EXERCISE INSTRUCTIONS: Find the lines holding the string "JSON" in the data, then copy all of them.

(Figure content listings)
───
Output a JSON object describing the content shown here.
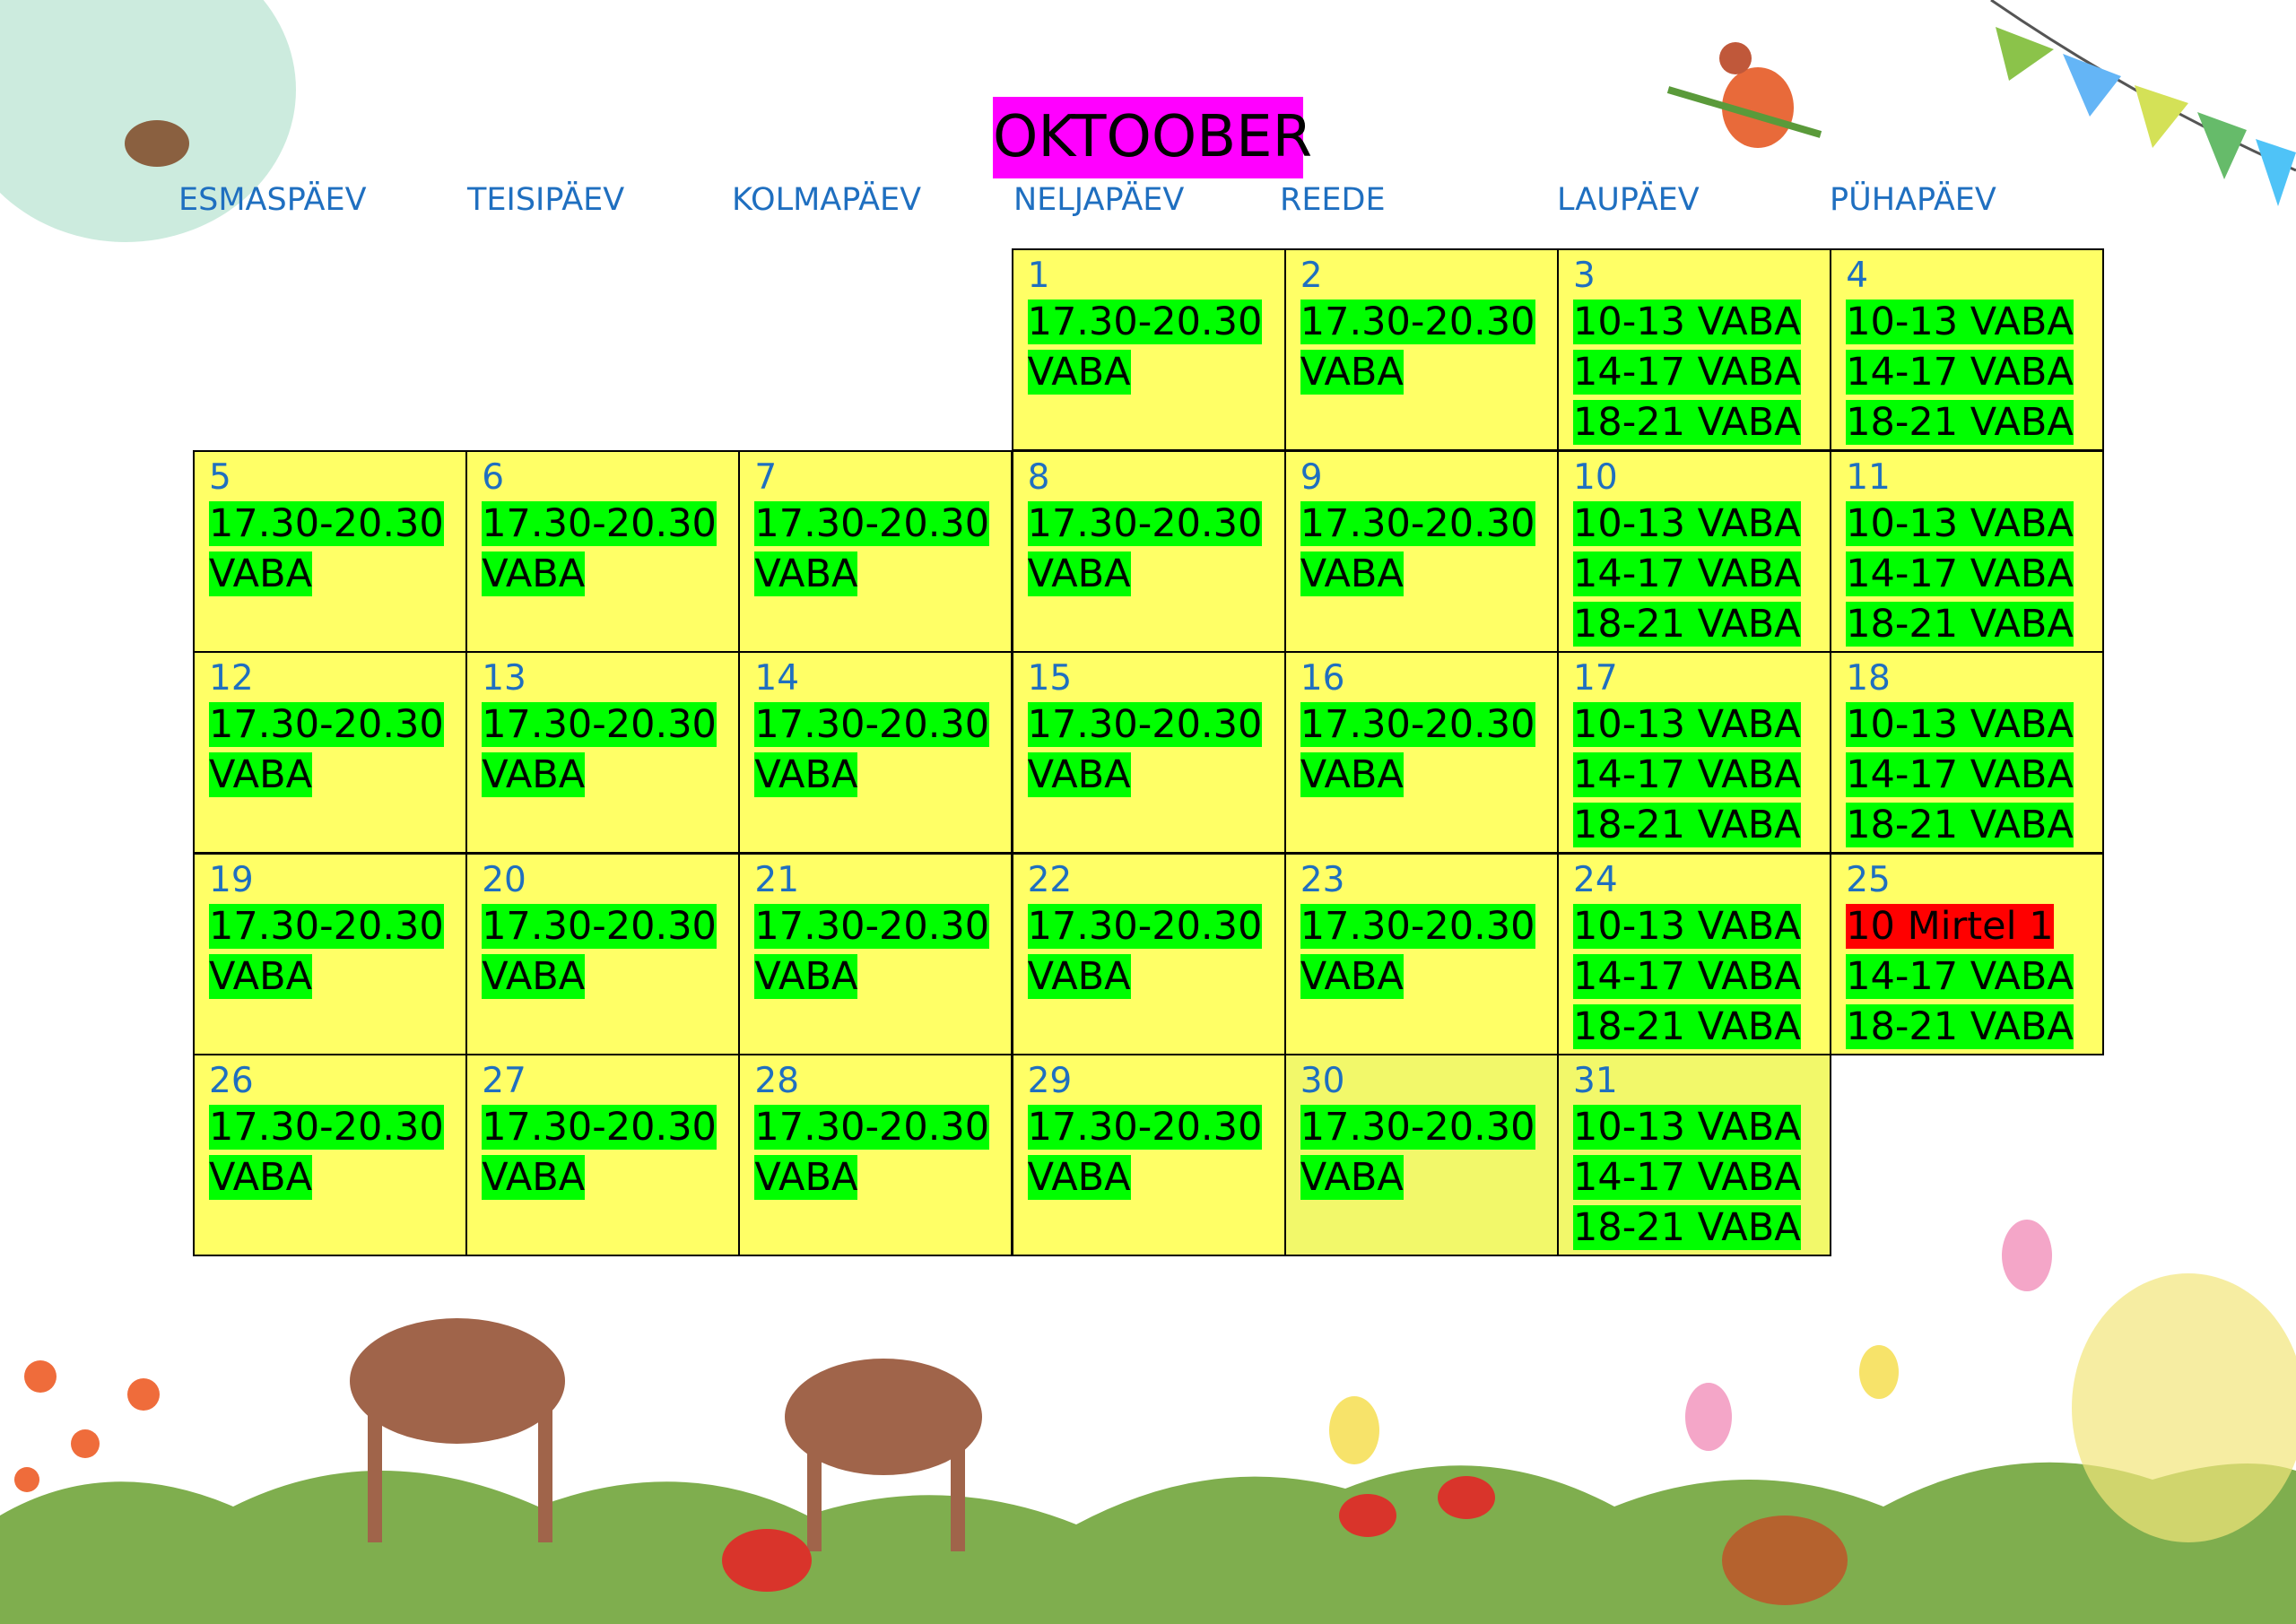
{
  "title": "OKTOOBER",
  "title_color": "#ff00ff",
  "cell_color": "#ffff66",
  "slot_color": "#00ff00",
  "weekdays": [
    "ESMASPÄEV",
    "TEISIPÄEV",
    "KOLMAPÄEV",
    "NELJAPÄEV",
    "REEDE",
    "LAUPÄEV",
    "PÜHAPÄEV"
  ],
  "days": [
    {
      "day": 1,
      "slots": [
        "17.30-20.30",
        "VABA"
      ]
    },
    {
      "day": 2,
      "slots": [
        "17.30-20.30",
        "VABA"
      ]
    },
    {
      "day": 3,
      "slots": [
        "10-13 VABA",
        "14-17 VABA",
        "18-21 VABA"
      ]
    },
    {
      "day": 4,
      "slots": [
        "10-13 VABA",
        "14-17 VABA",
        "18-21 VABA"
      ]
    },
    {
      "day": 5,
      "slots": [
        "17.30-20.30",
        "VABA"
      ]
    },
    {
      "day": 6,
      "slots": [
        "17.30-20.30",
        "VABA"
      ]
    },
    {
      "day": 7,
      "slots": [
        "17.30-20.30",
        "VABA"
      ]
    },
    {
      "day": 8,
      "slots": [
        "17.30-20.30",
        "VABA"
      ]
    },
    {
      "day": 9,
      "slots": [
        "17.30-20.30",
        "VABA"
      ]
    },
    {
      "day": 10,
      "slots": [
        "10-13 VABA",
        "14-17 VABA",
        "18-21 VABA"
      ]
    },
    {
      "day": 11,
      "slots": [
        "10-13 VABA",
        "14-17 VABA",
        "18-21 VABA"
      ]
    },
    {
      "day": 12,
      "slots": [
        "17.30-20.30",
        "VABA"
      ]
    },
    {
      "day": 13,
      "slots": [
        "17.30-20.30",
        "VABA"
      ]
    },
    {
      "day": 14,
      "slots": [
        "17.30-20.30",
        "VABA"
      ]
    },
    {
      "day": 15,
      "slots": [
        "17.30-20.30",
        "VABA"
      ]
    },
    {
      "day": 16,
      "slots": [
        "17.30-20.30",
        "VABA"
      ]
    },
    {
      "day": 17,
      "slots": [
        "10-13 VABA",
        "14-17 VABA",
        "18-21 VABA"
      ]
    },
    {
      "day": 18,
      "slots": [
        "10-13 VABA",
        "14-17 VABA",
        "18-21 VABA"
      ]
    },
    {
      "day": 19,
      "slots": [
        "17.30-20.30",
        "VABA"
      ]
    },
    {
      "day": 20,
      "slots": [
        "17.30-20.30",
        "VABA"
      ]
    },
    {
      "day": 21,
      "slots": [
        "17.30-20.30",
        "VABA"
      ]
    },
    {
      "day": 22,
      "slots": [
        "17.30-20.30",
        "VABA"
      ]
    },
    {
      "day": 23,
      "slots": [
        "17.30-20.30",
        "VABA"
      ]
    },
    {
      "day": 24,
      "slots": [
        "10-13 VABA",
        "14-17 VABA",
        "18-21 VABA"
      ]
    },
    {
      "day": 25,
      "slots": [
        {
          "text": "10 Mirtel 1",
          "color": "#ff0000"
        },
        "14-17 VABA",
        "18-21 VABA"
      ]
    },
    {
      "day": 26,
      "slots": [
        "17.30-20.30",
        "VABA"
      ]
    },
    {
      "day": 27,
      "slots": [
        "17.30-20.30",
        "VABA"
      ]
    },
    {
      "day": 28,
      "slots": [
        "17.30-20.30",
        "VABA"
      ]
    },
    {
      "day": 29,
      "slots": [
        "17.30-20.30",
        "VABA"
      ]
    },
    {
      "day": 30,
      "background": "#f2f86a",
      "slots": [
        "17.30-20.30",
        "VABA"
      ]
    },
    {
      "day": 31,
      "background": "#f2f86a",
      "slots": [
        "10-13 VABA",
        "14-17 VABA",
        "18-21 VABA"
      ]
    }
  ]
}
───
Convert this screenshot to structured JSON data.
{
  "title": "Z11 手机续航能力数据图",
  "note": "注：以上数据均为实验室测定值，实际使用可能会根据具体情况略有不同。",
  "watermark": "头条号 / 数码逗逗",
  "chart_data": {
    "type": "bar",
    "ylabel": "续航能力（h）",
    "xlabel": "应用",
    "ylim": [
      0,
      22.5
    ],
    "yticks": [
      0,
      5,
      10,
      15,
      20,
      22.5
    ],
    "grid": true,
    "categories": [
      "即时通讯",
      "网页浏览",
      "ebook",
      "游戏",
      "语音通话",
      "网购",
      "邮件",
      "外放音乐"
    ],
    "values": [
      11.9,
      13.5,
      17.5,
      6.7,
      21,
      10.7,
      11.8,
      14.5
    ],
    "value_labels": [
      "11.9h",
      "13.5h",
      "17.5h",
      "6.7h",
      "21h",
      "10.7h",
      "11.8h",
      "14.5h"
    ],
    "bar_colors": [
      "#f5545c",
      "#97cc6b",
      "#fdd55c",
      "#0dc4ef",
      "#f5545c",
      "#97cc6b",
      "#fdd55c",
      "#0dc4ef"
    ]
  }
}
───
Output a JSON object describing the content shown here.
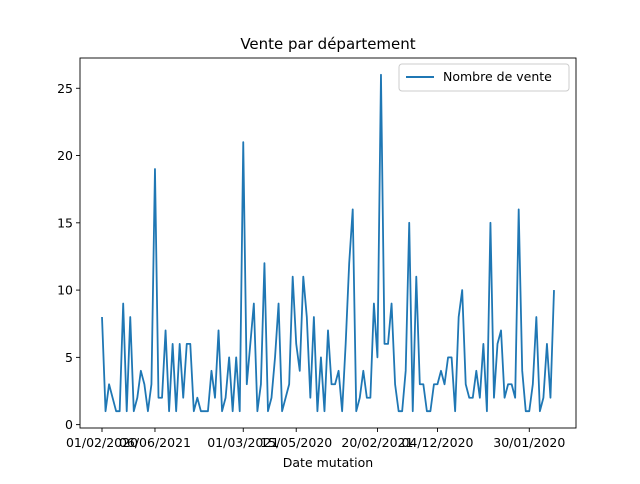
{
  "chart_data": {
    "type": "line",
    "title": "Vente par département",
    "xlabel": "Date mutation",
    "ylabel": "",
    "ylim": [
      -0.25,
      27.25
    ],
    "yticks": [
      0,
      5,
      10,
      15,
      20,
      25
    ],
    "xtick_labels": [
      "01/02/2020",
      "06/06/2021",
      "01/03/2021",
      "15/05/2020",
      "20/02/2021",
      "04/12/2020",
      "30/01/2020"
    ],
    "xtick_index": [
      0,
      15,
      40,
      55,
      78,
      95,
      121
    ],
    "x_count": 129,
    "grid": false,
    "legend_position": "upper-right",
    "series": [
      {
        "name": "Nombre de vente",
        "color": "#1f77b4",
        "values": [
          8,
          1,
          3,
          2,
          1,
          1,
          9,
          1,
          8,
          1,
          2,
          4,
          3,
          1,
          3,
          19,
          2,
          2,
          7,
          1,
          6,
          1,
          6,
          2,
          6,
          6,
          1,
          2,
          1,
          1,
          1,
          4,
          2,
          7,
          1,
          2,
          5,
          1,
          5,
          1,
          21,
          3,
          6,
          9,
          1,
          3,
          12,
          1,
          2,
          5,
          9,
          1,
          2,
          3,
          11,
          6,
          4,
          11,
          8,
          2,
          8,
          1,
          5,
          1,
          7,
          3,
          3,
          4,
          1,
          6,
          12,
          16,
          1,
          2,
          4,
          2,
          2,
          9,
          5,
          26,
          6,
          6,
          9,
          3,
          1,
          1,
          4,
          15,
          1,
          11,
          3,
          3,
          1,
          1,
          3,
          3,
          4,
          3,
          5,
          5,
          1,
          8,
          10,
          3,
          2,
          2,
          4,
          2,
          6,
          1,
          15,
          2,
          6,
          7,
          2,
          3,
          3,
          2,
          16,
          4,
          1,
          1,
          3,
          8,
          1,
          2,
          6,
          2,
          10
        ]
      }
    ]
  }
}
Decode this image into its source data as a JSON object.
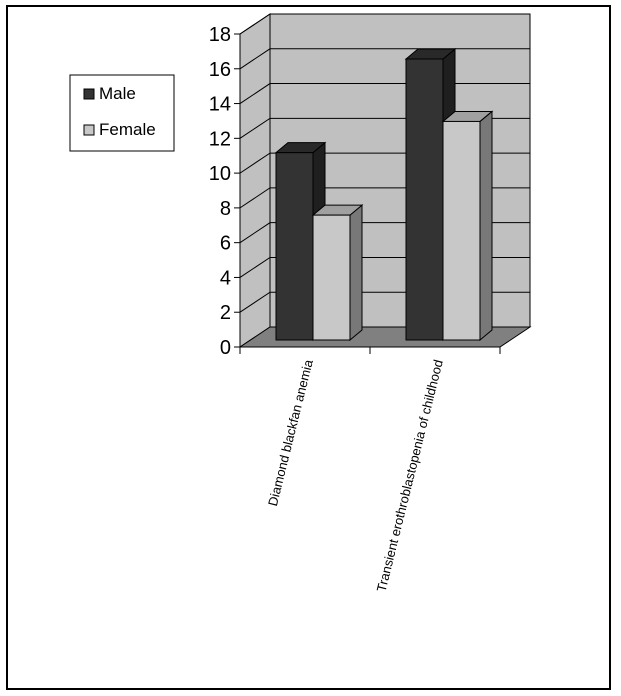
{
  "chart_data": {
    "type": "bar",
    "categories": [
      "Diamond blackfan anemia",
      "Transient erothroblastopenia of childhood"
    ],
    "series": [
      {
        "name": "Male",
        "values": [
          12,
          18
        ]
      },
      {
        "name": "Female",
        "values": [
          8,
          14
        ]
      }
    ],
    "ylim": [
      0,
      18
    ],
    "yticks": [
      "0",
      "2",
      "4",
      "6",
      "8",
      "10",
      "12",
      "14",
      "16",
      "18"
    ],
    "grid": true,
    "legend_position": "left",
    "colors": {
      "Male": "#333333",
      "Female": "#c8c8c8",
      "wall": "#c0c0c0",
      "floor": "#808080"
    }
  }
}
───
SOLUTION FOR THIS EXERCISE:
Output a JSON object describing the content shown here.
Convert this screenshot to structured JSON data.
Output a JSON object describing the content shown here.
Decode this image into its source data as a JSON object.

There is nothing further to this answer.